GIVEN DATA:

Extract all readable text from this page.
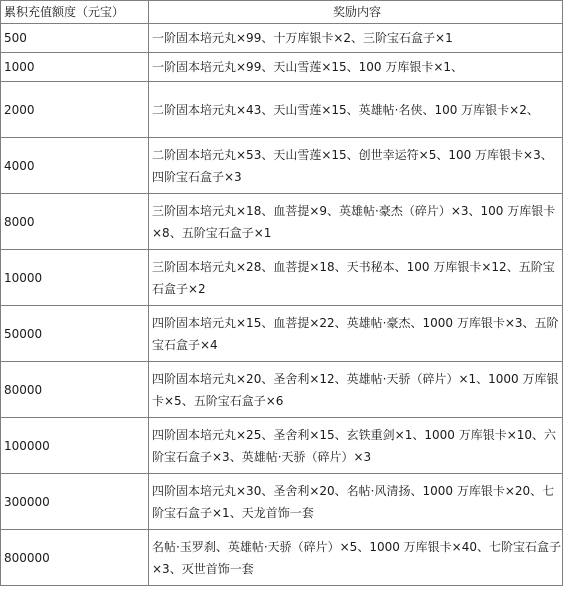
累积充值额度（元宝）	奖励内容
500	一阶固本培元丸×99、十万库银卡×2、三阶宝石盒子×1
1000	一阶固本培元丸×99、天山雪莲×15、100 万库银卡×1、
2000	二阶固本培元丸×43、天山雪莲×15、英雄帖·名侠、100 万库银卡×2、
4000	二阶固本培元丸×53、天山雪莲×15、创世幸运符×5、100 万库银卡×3、四阶宝石盒子×3
8000	三阶固本培元丸×18、血菩提×9、英雄帖·豪杰（碎片）×3、100 万库银卡×8、五阶宝石盒子×1
10000	三阶固本培元丸×28、血菩提×18、天书秘本、100 万库银卡×12、五阶宝石盒子×2
50000	四阶固本培元丸×15、血菩提×22、英雄帖·豪杰、1000 万库银卡×3、五阶宝石盒子×4
80000	四阶固本培元丸×20、圣舍利×12、英雄帖·天骄（碎片）×1、1000 万库银卡×5、五阶宝石盒子×6
100000	四阶固本培元丸×25、圣舍利×15、玄铁重剑×1、1000 万库银卡×10、六阶宝石盒子×3、英雄帖·天骄（碎片）×3
300000	四阶固本培元丸×30、圣舍利×20、名帖·风清扬、1000 万库银卡×20、七阶宝石盒子×1、天龙首饰一套
800000	名帖·玉罗刹、英雄帖·天骄（碎片）×5、1000 万库银卡×40、七阶宝石盒子×3、灭世首饰一套
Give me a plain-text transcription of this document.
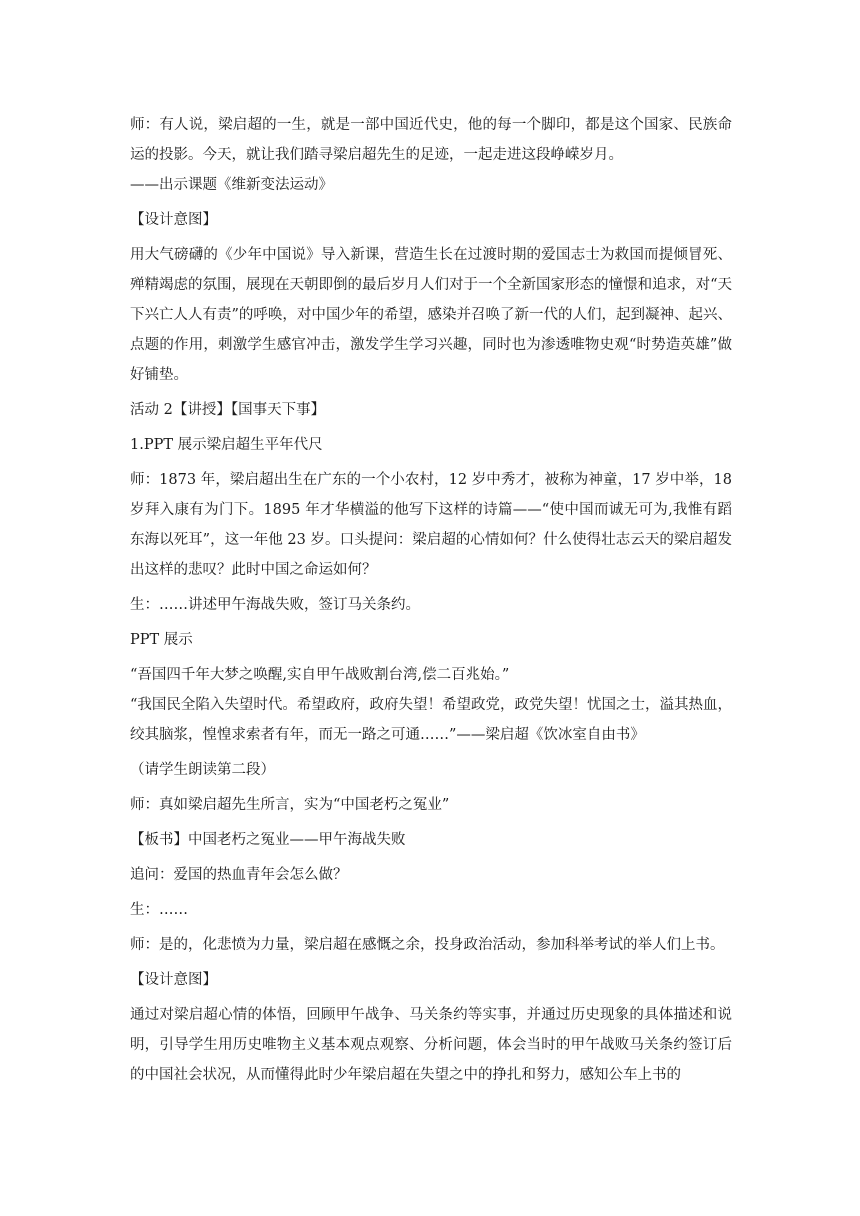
师：有人说，梁启超的一生，就是一部中国近代史，他的每一个脚印，都是这个国家、民族命运的投影。今天，就让我们踏寻梁启超先生的足迹，一起走进这段峥嵘岁月。

——出示课题《维新变法运动》

【设计意图】

用大气磅礴的《少年中国说》导入新课，营造生长在过渡时期的爱国志士为救国而提倾冒死、殚精竭虑的氛围，展现在天朝即倒的最后岁月人们对于一个全新国家形态的憧憬和追求，对“天下兴亡人人有责”的呼唤，对中国少年的希望，感染并召唤了新一代的人们，起到凝神、起兴、点题的作用，刺激学生感官冲击，激发学生学习兴趣，同时也为渗透唯物史观“时势造英雄”做好铺垫。

活动 2【讲授】【国事天下事】

1.PPT 展示梁启超生平年代尺

师：1873 年，梁启超出生在广东的一个小农村，12 岁中秀才，被称为神童，17 岁中举，18 岁拜入康有为门下。1895 年才华横溢的他写下这样的诗篇——“使中国而诚无可为,我惟有蹈东海以死耳”，这一年他 23 岁。口头提问：梁启超的心情如何？什么使得壮志云天的梁启超发出这样的悲叹？此时中国之命运如何？

生：……讲述甲午海战失败，签订马关条约。

PPT 展示

“吾国四千年大梦之唤醒,实自甲午战败割台湾,偿二百兆始。”

“我国民全陷入失望时代。希望政府，政府失望！希望政党，政党失望！忧国之士，溢其热血，绞其脑浆，惶惶求索者有年，而无一路之可通……”——梁启超《饮冰室自由书》

（请学生朗读第二段）

师：真如梁启超先生所言，实为“中国老朽之冤业”

【板书】中国老朽之冤业——甲午海战失败

追问：爱国的热血青年会怎么做？

生：……

师：是的，化悲愤为力量，梁启超在感慨之余，投身政治活动，参加科举考试的举人们上书。

【设计意图】

通过对梁启超心情的体悟，回顾甲午战争、马关条约等实事，并通过历史现象的具体描述和说明，引导学生用历史唯物主义基本观点观察、分析问题，体会当时的甲午战败马关条约签订后的中国社会状况，从而懂得此时少年梁启超在失望之中的挣扎和努力，感知公车上书的
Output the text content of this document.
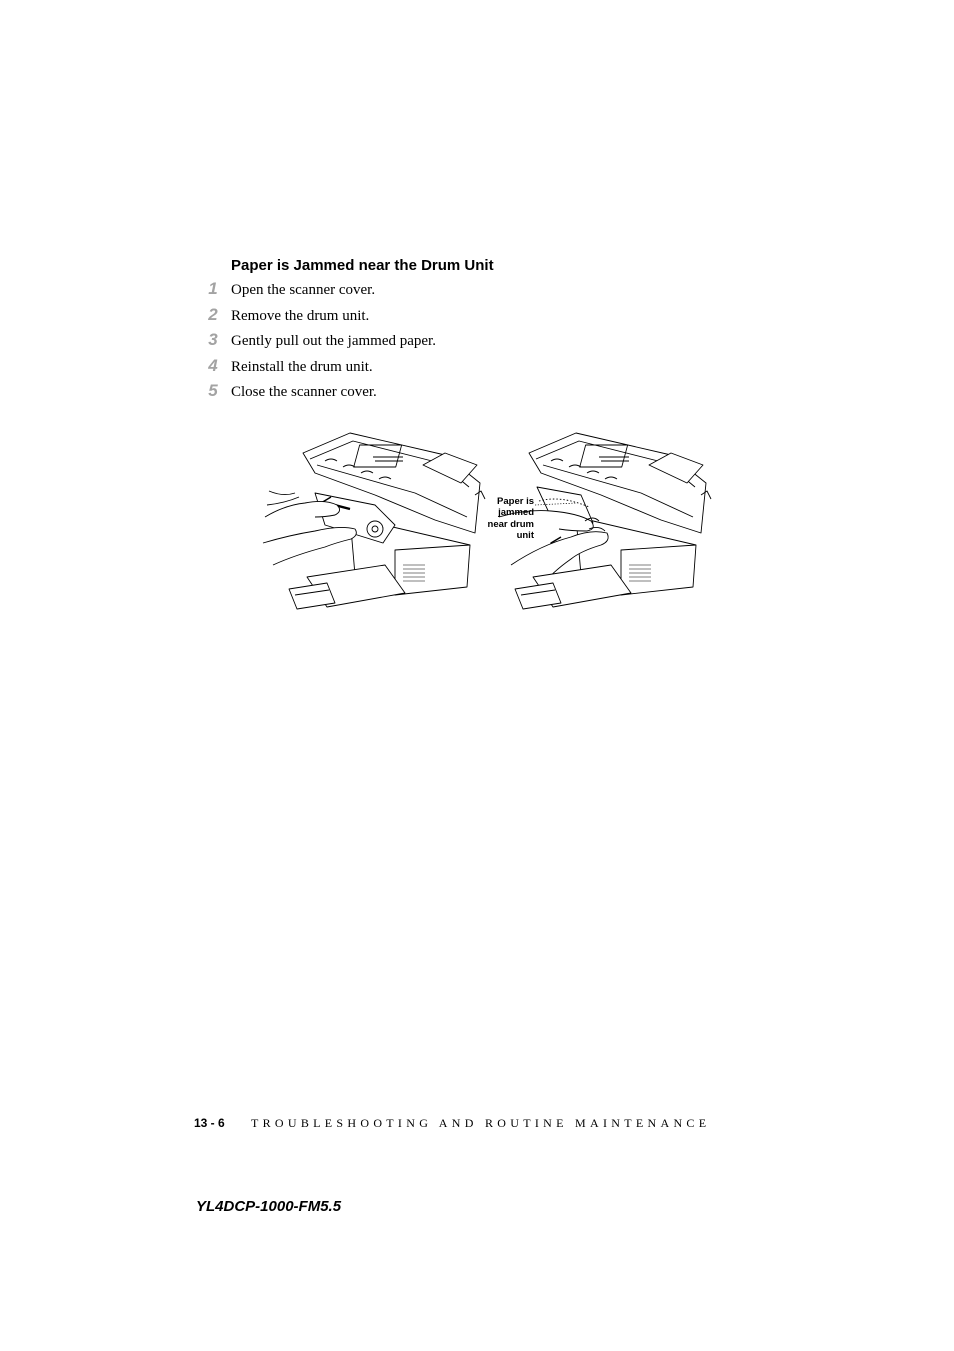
Paper is Jammed near the Drum Unit
1 Open the scanner cover.
2 Remove the drum unit.
3 Gently pull out the jammed paper.
4 Reinstall the drum unit.
5 Close the scanner cover.
Paper is
jammed
near drum
unit
13 - 6 TROUBLESHOOTING AND ROUTINE MAINTENANCE
YL4DCP-1000-FM5.5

WRITTEN INSTRUCTION: Leave the pictures out and output the rest of the listing exactly.

EXERCISE RESULT:
Extract all readable text from this page.
累积充值额度（元宝）	奖励内容
500	一阶固本培元丸×99、十万库银卡×2、三阶宝石盒子×1
1000	一阶固本培元丸×99、天山雪莲×15、100 万库银卡×1、
2000	二阶固本培元丸×43、天山雪莲×15、英雄帖·名侠、100 万库银卡×2、
4000	二阶固本培元丸×53、天山雪莲×15、创世幸运符×5、100 万库银卡×3、四阶宝石盒子×3
8000	三阶固本培元丸×18、血菩提×9、英雄帖·豪杰（碎片）×3、100 万库银卡×8、五阶宝石盒子×1
10000	三阶固本培元丸×28、血菩提×18、天书秘本、100 万库银卡×12、五阶宝石盒子×2
50000	四阶固本培元丸×15、血菩提×22、英雄帖·豪杰、1000 万库银卡×3、五阶宝石盒子×4
80000	四阶固本培元丸×20、圣舍利×12、英雄帖·天骄（碎片）×1、1000 万库银卡×5、五阶宝石盒子×6
100000	四阶固本培元丸×25、圣舍利×15、玄铁重剑×1、1000 万库银卡×10、六阶宝石盒子×3、英雄帖·天骄（碎片）×3
300000	四阶固本培元丸×30、圣舍利×20、名帖·风清扬、1000 万库银卡×20、七阶宝石盒子×1、天龙首饰一套
800000	名帖·玉罗刹、英雄帖·天骄（碎片）×5、1000 万库银卡×40、七阶宝石盒子×3、灭世首饰一套
Give me a plain-text transcription of this document.
师：有人说，梁启超的一生，就是一部中国近代史，他的每一个脚印，都是这个国家、民族命运的投影。今天，就让我们踏寻梁启超先生的足迹，一起走进这段峥嵘岁月。

——出示课题《维新变法运动》

【设计意图】

用大气磅礴的《少年中国说》导入新课，营造生长在过渡时期的爱国志士为救国而提倾冒死、殚精竭虑的氛围，展现在天朝即倒的最后岁月人们对于一个全新国家形态的憧憬和追求，对“天下兴亡人人有责”的呼唤，对中国少年的希望，感染并召唤了新一代的人们，起到凝神、起兴、点题的作用，刺激学生感官冲击，激发学生学习兴趣，同时也为渗透唯物史观“时势造英雄”做好铺垫。

活动 2【讲授】【国事天下事】

1.PPT 展示梁启超生平年代尺

师：1873 年，梁启超出生在广东的一个小农村，12 岁中秀才，被称为神童，17 岁中举，18 岁拜入康有为门下。1895 年才华横溢的他写下这样的诗篇——“使中国而诚无可为,我惟有蹈东海以死耳”，这一年他 23 岁。口头提问：梁启超的心情如何？什么使得壮志云天的梁启超发出这样的悲叹？此时中国之命运如何？

生：……讲述甲午海战失败，签订马关条约。

PPT 展示

“吾国四千年大梦之唤醒,实自甲午战败割台湾,偿二百兆始。”

“我国民全陷入失望时代。希望政府，政府失望！希望政党，政党失望！忧国之士，溢其热血，绞其脑浆，惶惶求索者有年，而无一路之可通……”——梁启超《饮冰室自由书》

（请学生朗读第二段）

师：真如梁启超先生所言，实为“中国老朽之冤业”

【板书】中国老朽之冤业——甲午海战失败

追问：爱国的热血青年会怎么做？

生：……

师：是的，化悲愤为力量，梁启超在感慨之余，投身政治活动，参加科举考试的举人们上书。

【设计意图】

通过对梁启超心情的体悟，回顾甲午战争、马关条约等实事，并通过历史现象的具体描述和说明，引导学生用历史唯物主义基本观点观察、分析问题，体会当时的甲午战败马关条约签订后的中国社会状况，从而懂得此时少年梁启超在失望之中的挣扎和努力，感知公车上书的
Output the text content of this document.
Paper is Jammed near the Drum Unit
1 Open the scanner cover.
2 Remove the drum unit.
3 Gently pull out the jammed paper.
4 Reinstall the drum unit.
5 Close the scanner cover.
Paper is
jammed
near drum
unit
13 - 6 TROUBLESHOOTING AND ROUTINE MAINTENANCE
YL4DCP-1000-FM5.5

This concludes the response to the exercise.